Page extract
This is an archive of the discontinued LLVM Phabricator instance.

[mlir][AMDGPU] Add packed 8-bit float conversion ops and lowering
ClosedPublic

Authored by krzysz00 on Jun 8 2023, 10:01 AM.

Details

Summary

Define operations that wrap the gfx940's new operations for converting
between f32 and registers containing packed sets of four 8-bit floats.

Define rocdl operations for the intrinsics and an AMDGPU dialect
wrapper around them (to account for the fact that MLIR distinguishes
the two float formats at the type level but that the LLVM IR does
not).

Define an ArithToAMDGPU pass, meant to run before conversion to LLVM,
that replaces relevant calls to arith.extf and arith.truncf with the
packed operations in the AMDGPU dialect. Note that the conversion
currently only handles scalars and vectors of rank <= 1, as we do not
have a usecase for multi-dimensional vector support right now.

Given entries
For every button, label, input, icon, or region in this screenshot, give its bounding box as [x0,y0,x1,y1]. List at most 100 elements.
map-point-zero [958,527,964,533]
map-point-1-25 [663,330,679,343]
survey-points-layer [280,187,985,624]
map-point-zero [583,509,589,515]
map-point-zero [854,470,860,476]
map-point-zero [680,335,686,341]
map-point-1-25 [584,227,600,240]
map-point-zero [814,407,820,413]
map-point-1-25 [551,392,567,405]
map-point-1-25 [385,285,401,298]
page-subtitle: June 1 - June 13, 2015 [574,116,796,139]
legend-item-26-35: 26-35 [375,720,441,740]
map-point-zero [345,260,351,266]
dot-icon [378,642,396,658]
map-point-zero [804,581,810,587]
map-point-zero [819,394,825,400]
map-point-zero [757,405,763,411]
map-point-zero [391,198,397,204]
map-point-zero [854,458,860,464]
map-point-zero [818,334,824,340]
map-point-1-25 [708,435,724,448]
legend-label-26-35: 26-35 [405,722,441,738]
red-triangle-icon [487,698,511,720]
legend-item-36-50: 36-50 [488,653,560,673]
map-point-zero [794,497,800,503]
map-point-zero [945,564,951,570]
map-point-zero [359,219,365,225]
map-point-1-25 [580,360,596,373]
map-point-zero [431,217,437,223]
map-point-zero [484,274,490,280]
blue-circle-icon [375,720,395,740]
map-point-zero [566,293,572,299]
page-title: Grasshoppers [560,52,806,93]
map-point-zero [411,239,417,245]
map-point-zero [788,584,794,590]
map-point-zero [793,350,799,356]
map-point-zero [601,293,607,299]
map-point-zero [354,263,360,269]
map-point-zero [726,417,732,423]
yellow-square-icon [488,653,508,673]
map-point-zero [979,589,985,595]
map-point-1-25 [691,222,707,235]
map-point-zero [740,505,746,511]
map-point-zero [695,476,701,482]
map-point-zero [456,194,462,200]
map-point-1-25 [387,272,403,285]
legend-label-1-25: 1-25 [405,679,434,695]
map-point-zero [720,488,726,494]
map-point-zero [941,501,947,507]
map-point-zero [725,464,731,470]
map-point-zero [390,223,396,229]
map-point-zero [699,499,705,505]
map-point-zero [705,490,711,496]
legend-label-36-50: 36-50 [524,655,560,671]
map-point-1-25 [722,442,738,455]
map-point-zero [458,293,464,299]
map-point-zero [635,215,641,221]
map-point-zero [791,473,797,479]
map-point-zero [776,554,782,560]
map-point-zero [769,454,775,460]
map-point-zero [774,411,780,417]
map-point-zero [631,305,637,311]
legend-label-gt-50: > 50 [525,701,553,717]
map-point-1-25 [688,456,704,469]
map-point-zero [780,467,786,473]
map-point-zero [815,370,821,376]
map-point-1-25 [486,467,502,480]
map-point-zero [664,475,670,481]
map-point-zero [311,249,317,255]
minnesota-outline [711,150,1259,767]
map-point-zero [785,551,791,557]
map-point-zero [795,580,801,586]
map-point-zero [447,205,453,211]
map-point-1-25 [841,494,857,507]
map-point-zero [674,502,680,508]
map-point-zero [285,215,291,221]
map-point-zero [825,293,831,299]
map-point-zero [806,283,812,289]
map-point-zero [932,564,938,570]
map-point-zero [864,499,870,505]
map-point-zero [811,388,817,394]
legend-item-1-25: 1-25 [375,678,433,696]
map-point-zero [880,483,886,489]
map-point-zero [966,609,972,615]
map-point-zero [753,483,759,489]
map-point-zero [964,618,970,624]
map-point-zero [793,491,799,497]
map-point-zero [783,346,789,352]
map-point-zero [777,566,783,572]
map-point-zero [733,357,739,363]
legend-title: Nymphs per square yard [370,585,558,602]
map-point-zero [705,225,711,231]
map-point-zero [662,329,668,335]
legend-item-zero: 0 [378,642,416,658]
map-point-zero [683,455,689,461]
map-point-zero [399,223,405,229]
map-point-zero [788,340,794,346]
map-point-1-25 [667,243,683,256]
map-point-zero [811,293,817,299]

...

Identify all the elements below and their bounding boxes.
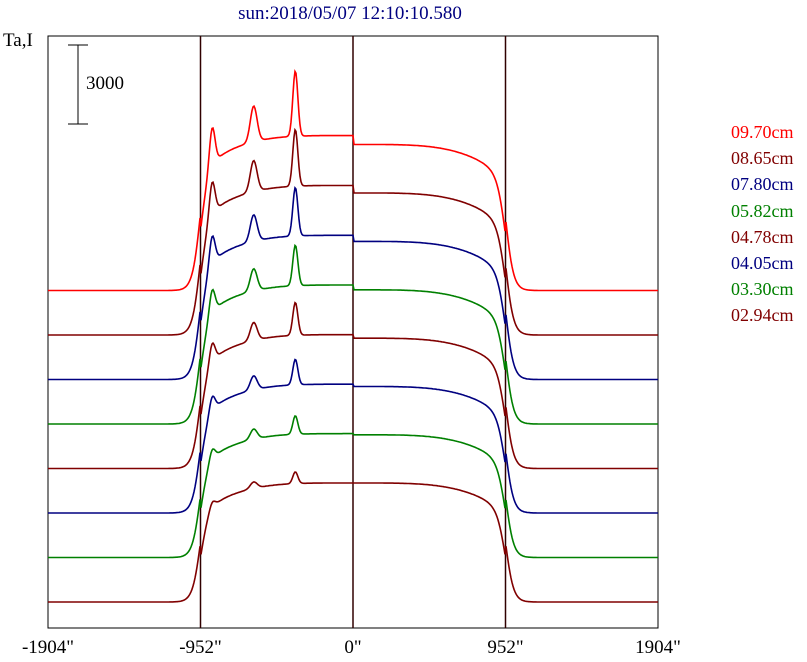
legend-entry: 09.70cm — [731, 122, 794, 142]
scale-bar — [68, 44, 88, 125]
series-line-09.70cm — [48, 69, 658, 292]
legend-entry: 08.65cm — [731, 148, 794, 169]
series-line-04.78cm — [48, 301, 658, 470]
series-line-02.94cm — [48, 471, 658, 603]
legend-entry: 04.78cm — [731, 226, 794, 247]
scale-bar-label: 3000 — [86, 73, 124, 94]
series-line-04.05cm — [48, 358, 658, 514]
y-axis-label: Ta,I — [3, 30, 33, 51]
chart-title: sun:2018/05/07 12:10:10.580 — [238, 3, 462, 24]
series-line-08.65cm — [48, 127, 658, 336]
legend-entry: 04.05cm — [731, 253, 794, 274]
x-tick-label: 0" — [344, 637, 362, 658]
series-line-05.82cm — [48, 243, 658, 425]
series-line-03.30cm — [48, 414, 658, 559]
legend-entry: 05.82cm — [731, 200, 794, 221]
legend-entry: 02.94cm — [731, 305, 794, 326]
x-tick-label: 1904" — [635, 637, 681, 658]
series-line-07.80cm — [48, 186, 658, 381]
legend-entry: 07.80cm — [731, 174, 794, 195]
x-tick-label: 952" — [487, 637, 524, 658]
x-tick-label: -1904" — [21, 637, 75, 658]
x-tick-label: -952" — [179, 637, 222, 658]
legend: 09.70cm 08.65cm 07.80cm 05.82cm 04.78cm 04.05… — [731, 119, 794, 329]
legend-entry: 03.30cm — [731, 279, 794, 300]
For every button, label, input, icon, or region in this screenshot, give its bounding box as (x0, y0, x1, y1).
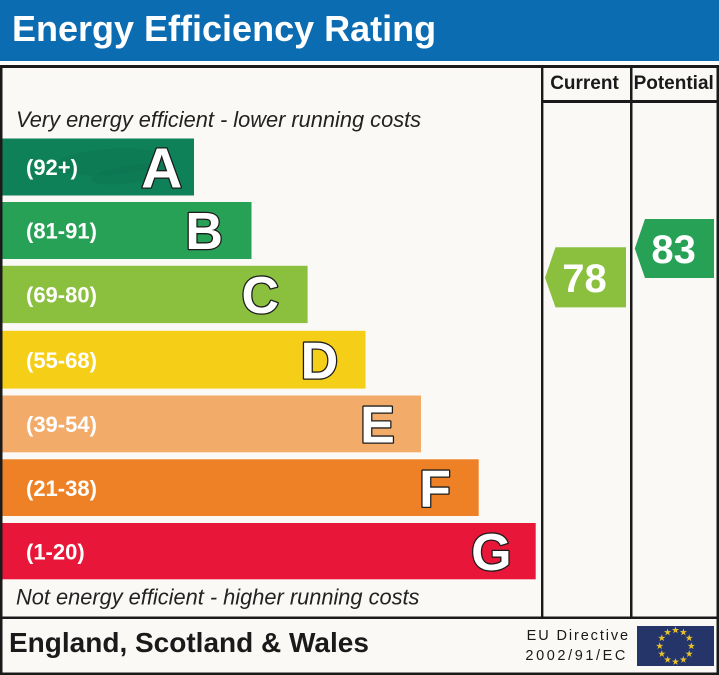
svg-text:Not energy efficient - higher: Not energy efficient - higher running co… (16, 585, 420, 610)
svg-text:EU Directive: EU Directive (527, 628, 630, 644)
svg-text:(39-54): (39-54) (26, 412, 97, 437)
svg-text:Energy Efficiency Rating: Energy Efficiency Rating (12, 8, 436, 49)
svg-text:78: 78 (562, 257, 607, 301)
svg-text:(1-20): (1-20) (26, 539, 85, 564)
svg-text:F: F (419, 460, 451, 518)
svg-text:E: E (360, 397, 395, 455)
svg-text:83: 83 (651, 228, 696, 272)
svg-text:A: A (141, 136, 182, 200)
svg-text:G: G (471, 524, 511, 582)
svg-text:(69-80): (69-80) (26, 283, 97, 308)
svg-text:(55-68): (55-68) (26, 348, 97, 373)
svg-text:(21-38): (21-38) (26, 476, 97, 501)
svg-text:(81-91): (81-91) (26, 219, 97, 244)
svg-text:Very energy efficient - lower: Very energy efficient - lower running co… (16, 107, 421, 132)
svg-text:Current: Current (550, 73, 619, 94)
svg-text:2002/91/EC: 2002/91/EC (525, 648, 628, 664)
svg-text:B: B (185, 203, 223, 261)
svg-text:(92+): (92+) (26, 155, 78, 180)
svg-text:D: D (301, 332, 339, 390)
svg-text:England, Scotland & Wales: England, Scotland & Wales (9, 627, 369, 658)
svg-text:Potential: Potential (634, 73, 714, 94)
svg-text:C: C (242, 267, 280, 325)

--

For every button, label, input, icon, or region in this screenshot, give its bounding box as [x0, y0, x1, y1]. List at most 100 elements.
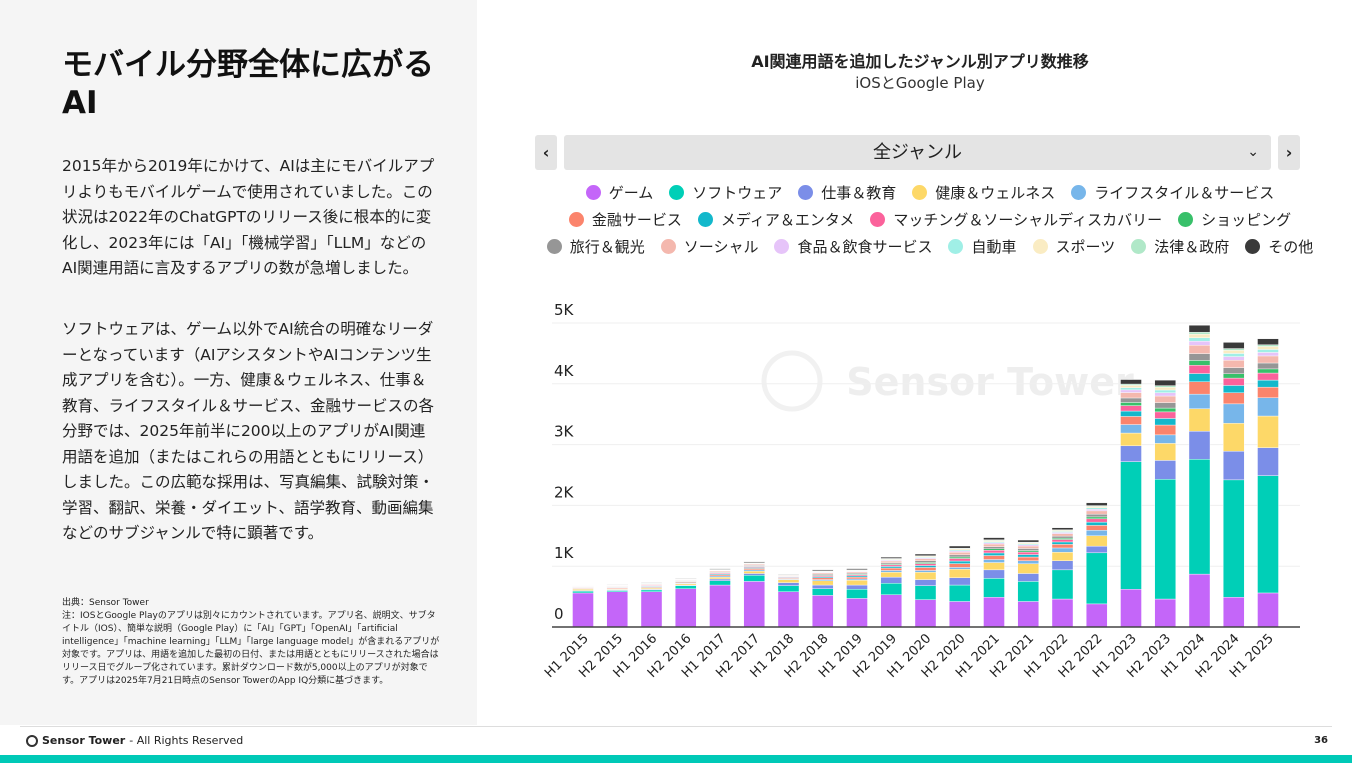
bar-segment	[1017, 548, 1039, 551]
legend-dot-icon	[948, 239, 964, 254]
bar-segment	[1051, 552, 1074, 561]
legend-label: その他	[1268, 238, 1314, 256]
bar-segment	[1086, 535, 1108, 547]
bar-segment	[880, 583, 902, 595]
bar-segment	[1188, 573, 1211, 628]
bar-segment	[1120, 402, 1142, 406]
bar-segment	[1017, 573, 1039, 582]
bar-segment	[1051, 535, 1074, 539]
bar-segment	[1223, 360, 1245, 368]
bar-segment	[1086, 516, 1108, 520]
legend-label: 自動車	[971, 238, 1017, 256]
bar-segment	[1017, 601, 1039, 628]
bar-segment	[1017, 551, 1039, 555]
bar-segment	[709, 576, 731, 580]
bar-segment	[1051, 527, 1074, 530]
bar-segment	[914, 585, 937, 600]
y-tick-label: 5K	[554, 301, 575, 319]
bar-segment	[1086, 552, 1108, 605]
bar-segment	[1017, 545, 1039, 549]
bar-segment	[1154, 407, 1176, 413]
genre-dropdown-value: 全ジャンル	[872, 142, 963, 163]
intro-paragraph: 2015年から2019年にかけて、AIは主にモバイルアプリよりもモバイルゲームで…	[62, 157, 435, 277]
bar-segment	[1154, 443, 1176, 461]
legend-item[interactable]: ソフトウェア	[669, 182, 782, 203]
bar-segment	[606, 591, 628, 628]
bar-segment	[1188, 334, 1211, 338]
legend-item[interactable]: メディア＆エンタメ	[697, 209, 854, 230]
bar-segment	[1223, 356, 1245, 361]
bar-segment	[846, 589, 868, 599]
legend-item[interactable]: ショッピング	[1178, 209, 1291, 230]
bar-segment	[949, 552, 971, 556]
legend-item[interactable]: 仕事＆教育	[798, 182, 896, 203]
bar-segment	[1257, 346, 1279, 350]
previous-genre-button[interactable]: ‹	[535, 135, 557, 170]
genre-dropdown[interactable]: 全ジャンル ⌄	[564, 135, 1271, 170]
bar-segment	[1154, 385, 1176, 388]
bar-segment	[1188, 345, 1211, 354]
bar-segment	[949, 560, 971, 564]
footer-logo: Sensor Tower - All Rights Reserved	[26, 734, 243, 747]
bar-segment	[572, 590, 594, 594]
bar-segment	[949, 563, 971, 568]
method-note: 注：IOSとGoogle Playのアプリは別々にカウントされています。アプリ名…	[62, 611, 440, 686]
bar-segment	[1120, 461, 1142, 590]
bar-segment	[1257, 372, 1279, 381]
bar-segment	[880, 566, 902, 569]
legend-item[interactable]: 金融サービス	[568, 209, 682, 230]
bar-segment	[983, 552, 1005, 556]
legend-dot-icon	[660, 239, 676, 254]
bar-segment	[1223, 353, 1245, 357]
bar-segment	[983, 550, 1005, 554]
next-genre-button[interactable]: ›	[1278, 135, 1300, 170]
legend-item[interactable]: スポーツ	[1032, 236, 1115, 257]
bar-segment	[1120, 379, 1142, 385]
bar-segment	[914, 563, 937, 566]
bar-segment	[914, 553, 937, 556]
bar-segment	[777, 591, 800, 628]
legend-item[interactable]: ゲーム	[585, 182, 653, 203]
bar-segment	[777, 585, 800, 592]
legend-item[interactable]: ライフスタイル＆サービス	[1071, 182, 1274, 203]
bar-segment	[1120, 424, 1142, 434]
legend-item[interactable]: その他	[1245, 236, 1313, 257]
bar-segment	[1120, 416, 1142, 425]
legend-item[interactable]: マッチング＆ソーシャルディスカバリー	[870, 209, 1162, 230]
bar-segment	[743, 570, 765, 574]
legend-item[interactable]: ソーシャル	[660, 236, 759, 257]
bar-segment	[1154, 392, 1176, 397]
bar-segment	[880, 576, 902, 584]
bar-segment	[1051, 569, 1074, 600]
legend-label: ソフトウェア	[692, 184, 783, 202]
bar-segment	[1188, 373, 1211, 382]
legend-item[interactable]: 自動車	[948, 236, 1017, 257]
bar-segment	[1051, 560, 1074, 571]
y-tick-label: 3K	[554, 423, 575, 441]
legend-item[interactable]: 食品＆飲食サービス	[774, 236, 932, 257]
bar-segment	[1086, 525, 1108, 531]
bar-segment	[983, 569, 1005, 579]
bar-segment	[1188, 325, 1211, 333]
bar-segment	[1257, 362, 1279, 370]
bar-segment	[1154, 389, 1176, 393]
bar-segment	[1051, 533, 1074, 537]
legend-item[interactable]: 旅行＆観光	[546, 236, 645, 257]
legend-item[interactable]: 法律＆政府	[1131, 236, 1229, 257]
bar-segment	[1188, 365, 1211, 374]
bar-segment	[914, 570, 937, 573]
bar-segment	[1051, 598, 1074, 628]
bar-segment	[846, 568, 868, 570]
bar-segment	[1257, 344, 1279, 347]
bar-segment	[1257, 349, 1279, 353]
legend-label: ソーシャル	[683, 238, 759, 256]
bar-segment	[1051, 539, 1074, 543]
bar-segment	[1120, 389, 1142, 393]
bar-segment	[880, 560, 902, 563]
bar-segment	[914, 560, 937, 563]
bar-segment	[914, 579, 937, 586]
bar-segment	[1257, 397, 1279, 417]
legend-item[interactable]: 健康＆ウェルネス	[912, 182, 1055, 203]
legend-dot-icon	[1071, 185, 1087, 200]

Tasks to carry out
1. Please swap "f32" for "32-bit float" in the patch summary, giving again the passage starting with "[mlir][AMDGPU] Add packed" and going on through "four 8-bit floats.".
2. Using the patch summary, explain in one to three sentences why an AMDGPU dialect wrapper is defined around the rocdl operations.

Responses to the tasks
1.
[mlir][AMDGPU] Add packed 8-bit float conversion ops and lowering
ClosedPublic

Authored by krzysz00 on Jun 8 2023, 10:01 AM.

Details

Summary

Define operations that wrap the gfx940's new operations for converting
between 32-bit float and registers containing packed sets of four 8-bit floats.

2. The wrapper accounts for the fact that MLIR distinguishes the two float formats at the type level, while the LLVM IR does not.